# Material for this exercise
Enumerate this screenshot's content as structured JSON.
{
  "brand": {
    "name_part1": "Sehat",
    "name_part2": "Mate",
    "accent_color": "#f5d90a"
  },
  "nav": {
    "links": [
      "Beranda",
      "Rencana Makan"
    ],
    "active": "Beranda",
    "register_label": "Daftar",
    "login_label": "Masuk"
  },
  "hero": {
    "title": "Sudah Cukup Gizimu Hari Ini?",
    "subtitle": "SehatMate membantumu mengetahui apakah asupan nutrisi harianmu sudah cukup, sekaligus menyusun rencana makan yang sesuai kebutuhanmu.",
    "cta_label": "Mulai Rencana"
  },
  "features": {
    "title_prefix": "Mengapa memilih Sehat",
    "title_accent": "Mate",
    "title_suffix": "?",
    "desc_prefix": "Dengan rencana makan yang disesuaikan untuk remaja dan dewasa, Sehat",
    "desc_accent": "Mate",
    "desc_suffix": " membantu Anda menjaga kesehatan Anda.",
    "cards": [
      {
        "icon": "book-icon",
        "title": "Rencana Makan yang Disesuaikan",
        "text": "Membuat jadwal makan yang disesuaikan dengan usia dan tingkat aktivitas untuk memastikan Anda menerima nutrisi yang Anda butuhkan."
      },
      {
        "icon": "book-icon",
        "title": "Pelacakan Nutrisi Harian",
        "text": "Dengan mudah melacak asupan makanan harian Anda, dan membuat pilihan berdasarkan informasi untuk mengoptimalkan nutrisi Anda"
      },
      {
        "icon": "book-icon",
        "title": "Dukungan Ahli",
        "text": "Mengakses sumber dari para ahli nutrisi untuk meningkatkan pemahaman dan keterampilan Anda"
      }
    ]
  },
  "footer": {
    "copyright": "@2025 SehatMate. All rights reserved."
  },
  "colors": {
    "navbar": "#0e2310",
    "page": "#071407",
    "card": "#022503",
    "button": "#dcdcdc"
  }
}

# Objective
State how many lines in the records above contain the word "text", giving only the number.

# Task output
3